§ **SET EXERCISE**:
Look below and pull out each line with the word "lead".
□ □ □ □
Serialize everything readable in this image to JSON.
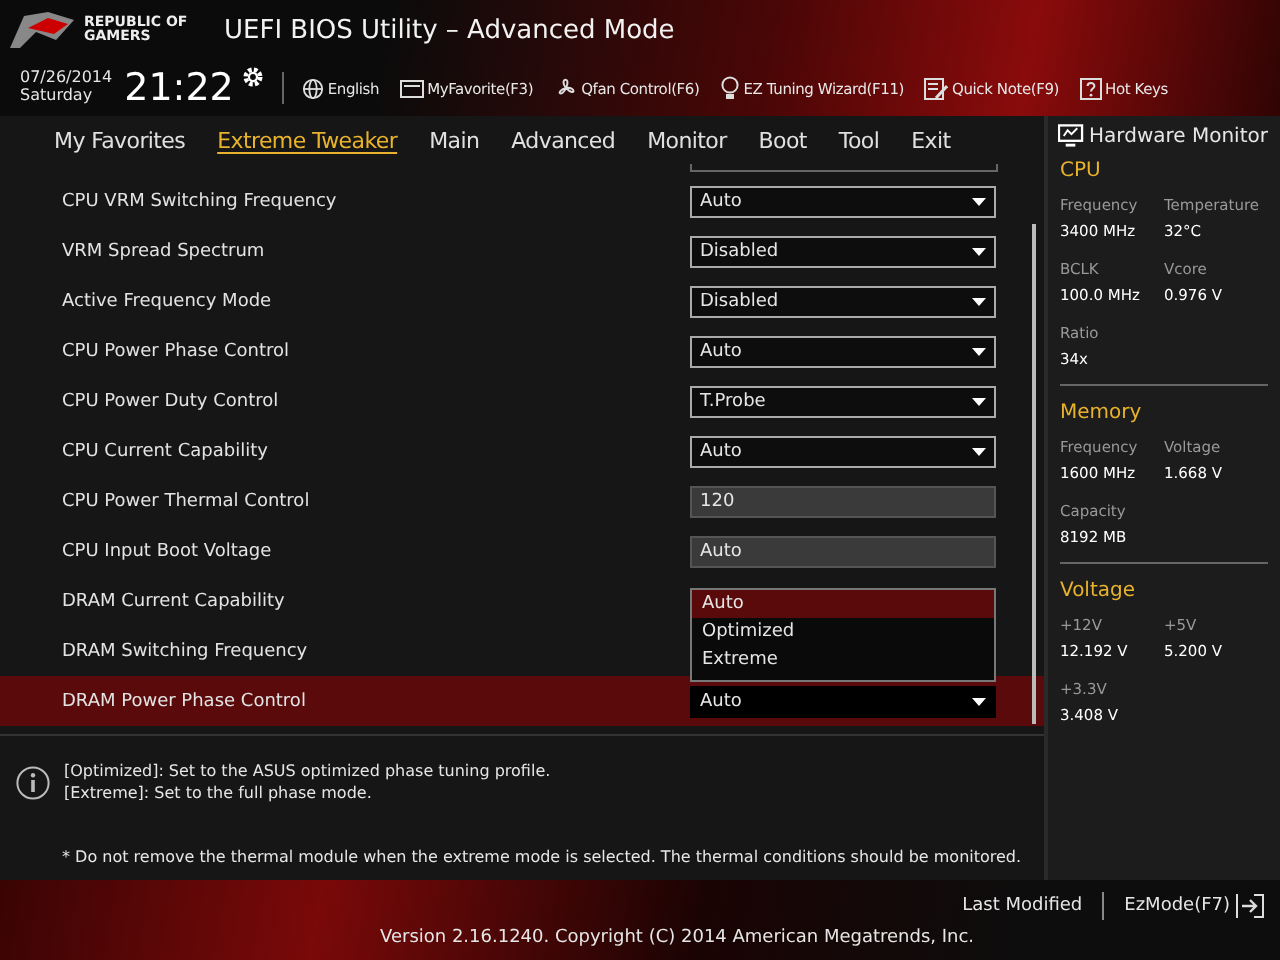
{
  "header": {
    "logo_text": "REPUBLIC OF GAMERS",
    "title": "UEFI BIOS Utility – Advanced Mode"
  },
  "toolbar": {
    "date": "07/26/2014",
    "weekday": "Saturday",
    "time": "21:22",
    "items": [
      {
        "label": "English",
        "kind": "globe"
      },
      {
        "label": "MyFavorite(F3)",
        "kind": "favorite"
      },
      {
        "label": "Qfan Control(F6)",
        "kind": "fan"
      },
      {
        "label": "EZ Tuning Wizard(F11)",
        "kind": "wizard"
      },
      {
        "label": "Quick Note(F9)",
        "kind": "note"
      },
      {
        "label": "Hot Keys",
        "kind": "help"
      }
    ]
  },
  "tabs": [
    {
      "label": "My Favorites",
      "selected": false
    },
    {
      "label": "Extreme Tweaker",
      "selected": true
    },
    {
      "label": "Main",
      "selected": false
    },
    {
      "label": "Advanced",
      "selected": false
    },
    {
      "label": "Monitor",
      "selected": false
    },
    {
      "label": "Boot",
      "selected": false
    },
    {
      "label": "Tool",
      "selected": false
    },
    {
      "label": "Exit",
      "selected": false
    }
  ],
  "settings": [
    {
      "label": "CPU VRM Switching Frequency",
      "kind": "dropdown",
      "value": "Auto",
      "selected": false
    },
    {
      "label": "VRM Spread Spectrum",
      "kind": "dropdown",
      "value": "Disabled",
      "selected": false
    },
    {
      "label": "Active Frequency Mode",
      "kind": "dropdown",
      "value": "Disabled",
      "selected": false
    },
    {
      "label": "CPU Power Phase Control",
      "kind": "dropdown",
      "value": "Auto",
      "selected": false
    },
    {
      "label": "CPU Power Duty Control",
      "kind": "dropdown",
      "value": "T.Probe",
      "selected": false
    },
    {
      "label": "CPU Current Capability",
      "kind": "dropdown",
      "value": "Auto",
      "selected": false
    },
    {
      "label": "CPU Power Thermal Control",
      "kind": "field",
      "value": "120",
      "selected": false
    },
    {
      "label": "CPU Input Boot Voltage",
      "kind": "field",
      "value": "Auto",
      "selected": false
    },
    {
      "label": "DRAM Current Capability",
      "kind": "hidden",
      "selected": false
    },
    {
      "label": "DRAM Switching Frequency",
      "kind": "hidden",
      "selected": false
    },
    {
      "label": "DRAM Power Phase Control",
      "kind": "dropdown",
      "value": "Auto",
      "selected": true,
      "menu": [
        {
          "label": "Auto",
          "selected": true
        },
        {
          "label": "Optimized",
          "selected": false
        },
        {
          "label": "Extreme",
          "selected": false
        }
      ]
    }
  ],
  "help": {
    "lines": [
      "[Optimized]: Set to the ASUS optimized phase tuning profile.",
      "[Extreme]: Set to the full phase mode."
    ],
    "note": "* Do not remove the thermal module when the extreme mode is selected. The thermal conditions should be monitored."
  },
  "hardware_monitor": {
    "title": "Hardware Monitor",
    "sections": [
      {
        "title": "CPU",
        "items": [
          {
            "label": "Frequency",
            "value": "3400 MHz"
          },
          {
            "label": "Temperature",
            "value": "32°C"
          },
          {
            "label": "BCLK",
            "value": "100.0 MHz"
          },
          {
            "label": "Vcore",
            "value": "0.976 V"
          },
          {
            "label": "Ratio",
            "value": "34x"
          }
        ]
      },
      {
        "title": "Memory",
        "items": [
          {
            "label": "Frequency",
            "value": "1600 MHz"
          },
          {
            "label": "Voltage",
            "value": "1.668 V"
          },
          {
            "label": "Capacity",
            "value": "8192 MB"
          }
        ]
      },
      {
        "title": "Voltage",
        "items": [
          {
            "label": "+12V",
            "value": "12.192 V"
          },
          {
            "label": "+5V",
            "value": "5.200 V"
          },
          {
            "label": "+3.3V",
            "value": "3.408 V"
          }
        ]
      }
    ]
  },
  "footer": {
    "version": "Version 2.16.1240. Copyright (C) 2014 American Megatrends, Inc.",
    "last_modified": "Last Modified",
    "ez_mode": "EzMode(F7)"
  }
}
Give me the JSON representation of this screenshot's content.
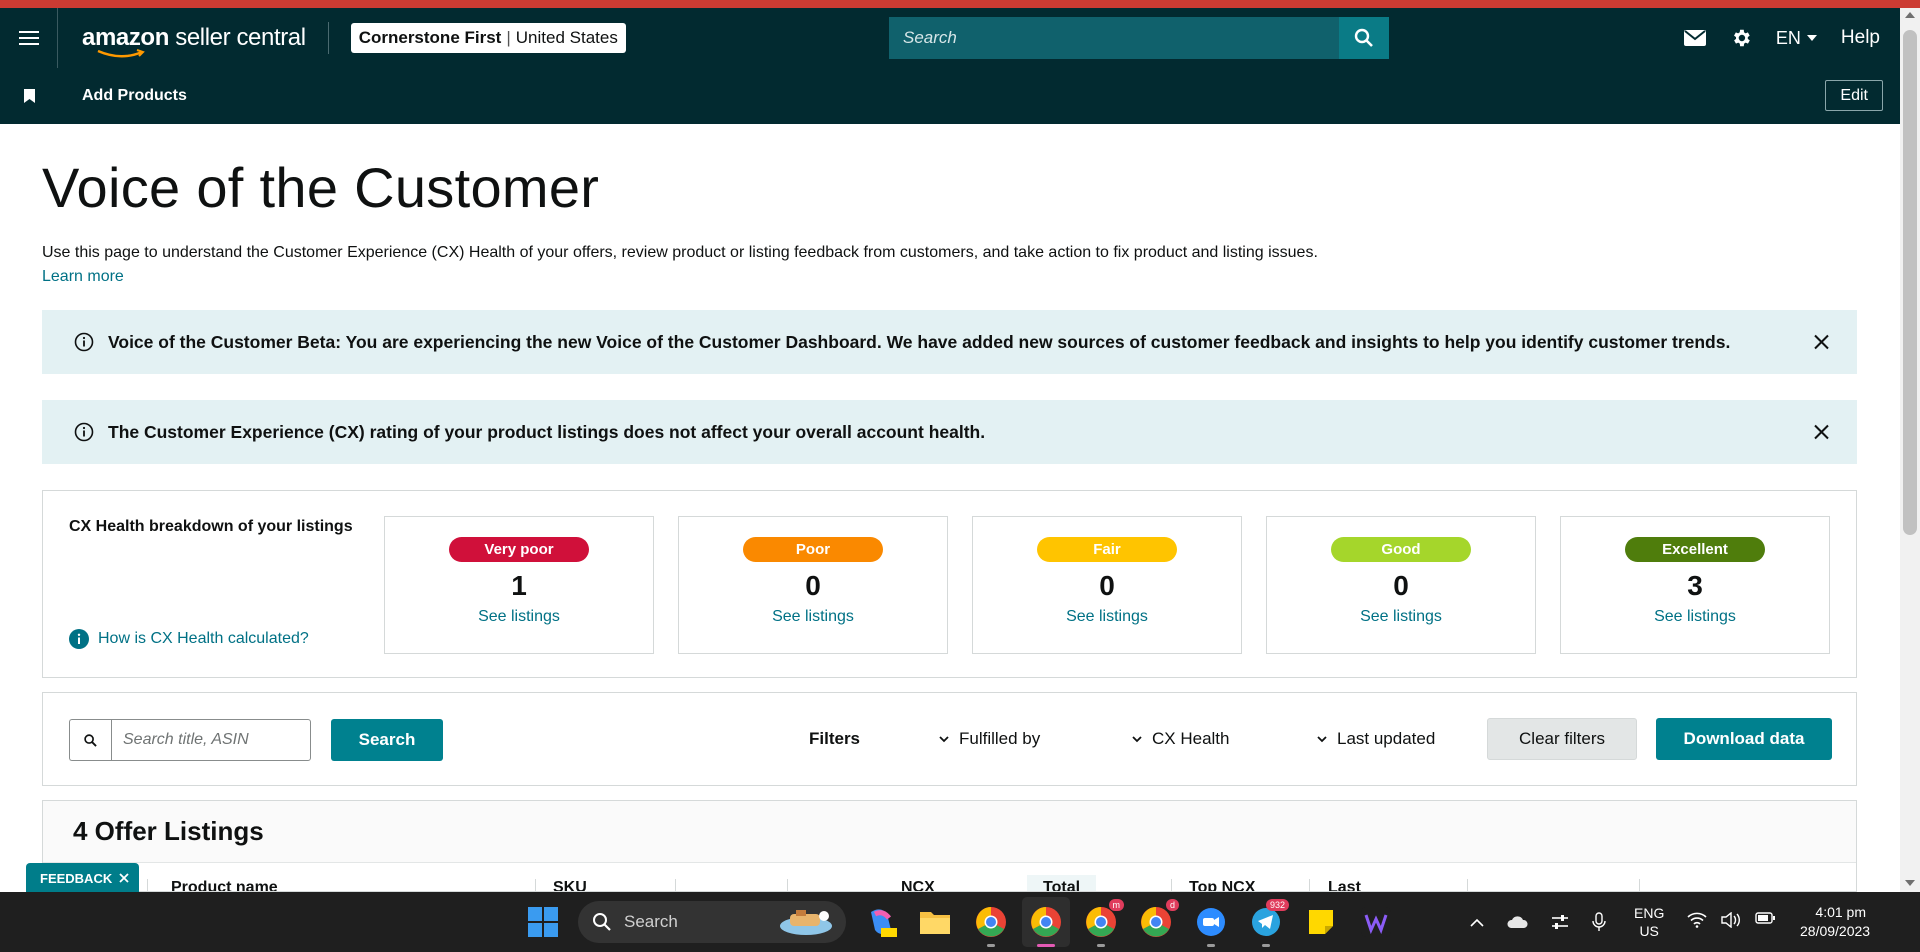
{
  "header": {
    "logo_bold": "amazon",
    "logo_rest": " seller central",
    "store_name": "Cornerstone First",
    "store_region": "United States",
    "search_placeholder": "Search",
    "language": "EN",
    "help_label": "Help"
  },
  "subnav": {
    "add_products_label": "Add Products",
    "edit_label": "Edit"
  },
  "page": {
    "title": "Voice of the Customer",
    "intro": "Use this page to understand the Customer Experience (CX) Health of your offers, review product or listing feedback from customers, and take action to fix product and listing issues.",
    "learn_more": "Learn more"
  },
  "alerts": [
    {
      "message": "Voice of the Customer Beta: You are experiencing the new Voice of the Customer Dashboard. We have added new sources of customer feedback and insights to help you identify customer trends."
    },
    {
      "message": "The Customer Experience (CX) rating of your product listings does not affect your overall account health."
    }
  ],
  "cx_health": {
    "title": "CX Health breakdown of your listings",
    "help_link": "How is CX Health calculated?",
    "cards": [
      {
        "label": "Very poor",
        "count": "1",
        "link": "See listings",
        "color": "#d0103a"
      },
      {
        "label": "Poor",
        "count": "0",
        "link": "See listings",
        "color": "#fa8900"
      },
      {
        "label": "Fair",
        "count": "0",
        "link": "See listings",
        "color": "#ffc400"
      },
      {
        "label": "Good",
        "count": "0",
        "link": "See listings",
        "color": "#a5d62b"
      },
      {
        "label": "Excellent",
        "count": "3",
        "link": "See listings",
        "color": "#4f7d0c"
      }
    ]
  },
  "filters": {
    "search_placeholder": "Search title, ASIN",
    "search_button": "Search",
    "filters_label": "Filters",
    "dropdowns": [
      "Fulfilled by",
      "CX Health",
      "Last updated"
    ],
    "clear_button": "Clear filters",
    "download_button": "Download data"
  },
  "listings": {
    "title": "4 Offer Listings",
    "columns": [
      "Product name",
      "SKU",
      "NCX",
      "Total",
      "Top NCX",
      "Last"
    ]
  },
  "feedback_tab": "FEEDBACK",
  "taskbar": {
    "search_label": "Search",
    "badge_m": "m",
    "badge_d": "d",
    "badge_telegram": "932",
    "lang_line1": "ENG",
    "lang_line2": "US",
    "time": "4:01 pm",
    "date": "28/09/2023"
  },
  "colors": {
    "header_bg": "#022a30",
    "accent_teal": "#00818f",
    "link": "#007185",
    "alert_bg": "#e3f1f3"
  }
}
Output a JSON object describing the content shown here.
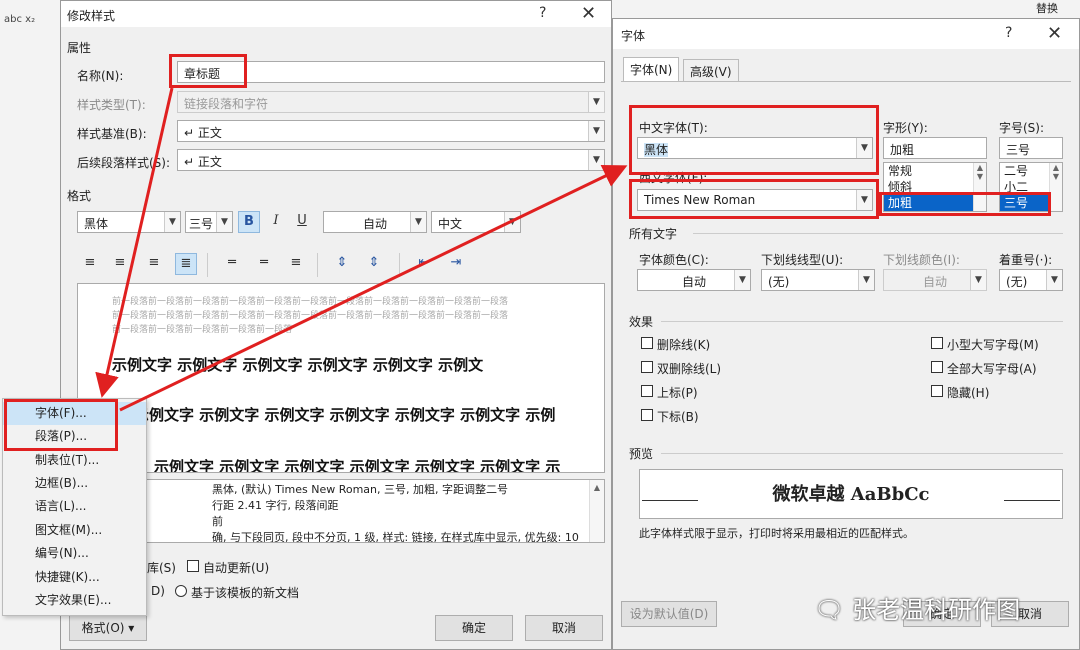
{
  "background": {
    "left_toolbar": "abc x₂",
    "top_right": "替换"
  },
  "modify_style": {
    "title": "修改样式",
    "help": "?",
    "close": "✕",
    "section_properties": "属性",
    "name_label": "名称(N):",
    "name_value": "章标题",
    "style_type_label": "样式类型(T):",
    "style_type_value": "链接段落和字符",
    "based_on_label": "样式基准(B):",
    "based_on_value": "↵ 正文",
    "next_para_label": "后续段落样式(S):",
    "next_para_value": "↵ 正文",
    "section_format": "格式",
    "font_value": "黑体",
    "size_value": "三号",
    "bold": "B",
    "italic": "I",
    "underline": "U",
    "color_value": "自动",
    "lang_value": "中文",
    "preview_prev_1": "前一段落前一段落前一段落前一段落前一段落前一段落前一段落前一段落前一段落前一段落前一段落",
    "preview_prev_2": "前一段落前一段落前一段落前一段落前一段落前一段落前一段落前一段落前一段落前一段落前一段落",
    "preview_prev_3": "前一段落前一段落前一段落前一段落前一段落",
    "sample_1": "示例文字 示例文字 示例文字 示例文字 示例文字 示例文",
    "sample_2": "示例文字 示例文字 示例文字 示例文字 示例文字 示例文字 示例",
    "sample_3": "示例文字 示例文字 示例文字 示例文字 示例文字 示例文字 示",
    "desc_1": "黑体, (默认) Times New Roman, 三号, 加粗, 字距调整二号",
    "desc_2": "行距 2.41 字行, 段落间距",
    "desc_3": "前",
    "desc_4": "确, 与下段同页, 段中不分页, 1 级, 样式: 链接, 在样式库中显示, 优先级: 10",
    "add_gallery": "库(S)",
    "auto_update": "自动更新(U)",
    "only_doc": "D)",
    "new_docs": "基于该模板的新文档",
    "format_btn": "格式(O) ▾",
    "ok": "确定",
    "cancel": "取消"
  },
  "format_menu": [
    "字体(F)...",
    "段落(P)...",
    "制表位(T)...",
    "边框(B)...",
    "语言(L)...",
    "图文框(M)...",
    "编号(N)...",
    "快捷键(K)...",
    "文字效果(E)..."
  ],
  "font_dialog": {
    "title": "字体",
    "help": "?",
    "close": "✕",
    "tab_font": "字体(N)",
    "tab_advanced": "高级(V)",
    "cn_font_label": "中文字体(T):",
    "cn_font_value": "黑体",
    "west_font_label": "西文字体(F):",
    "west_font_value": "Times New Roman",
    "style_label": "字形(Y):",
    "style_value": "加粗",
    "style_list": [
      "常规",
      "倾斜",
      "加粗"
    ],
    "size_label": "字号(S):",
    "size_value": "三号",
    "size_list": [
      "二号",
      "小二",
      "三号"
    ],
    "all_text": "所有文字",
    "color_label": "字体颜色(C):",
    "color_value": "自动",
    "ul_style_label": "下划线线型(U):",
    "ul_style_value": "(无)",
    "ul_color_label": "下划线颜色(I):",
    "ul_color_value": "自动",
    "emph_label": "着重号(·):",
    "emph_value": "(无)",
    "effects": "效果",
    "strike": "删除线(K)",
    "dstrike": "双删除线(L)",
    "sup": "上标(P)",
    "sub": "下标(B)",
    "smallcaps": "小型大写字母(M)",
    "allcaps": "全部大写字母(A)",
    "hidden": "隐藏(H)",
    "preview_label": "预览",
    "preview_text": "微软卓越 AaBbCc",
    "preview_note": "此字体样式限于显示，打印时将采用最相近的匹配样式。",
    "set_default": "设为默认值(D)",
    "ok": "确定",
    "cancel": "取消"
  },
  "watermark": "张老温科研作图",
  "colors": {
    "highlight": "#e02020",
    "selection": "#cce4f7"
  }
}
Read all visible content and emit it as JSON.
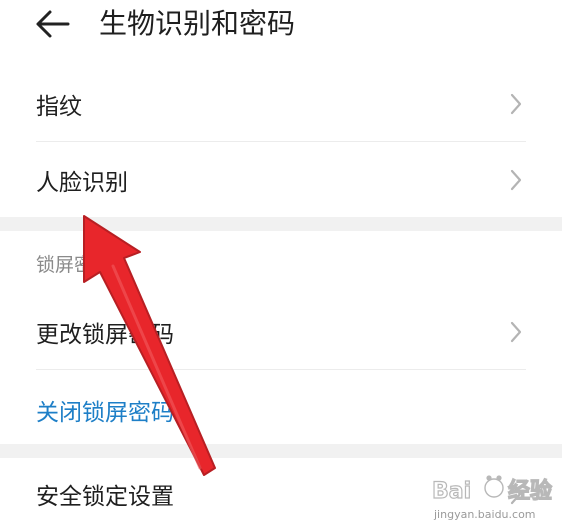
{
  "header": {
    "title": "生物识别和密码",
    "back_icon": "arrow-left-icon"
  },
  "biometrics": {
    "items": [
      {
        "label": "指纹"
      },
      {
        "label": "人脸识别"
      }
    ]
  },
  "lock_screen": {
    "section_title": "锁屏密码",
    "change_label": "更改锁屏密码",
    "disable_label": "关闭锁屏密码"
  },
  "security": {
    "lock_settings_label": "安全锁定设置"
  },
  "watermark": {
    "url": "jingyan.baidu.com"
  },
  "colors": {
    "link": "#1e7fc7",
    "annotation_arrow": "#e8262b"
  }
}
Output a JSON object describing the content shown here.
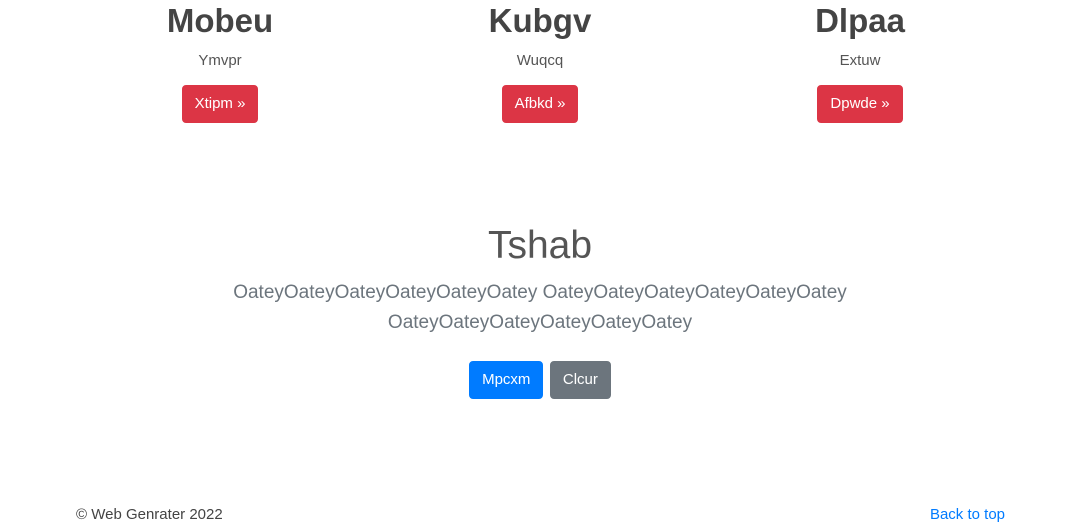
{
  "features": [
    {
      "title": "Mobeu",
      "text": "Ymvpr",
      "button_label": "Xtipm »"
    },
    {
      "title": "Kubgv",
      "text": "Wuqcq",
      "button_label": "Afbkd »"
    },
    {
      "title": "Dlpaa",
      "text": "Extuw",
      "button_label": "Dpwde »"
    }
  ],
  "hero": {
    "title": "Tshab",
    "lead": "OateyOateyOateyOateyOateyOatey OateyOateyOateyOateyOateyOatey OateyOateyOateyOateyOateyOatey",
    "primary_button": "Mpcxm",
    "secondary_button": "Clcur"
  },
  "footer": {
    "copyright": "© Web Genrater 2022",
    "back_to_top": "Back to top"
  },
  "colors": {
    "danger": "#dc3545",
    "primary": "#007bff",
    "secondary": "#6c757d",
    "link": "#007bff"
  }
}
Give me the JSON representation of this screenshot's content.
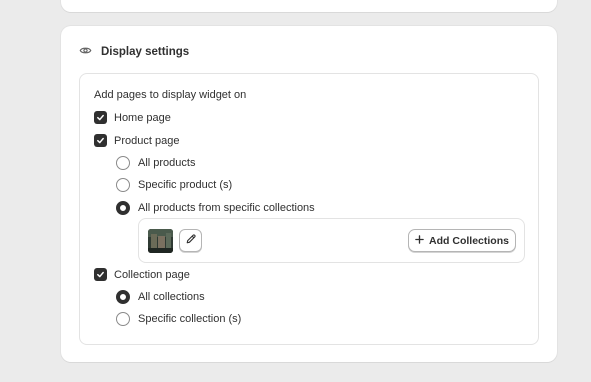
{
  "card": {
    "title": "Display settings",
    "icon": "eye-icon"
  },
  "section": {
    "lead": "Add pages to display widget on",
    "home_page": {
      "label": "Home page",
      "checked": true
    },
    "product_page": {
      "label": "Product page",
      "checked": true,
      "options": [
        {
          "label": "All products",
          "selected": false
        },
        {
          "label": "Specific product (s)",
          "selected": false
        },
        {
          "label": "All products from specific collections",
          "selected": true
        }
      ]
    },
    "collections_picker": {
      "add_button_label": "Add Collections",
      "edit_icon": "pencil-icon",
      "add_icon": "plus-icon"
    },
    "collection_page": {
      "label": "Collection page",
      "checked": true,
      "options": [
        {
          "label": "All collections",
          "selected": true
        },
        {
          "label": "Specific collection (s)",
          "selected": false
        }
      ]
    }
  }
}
□ □ □ □
§ **COMPLETE OUTPUT**:
    "lead": "OateyOateyOateyOateyOateyOatey OateyOateyOateyOateyOateyOatey OateyOateyOateyOateyOateyOatey",
    "lead": "Add pages to display widget on",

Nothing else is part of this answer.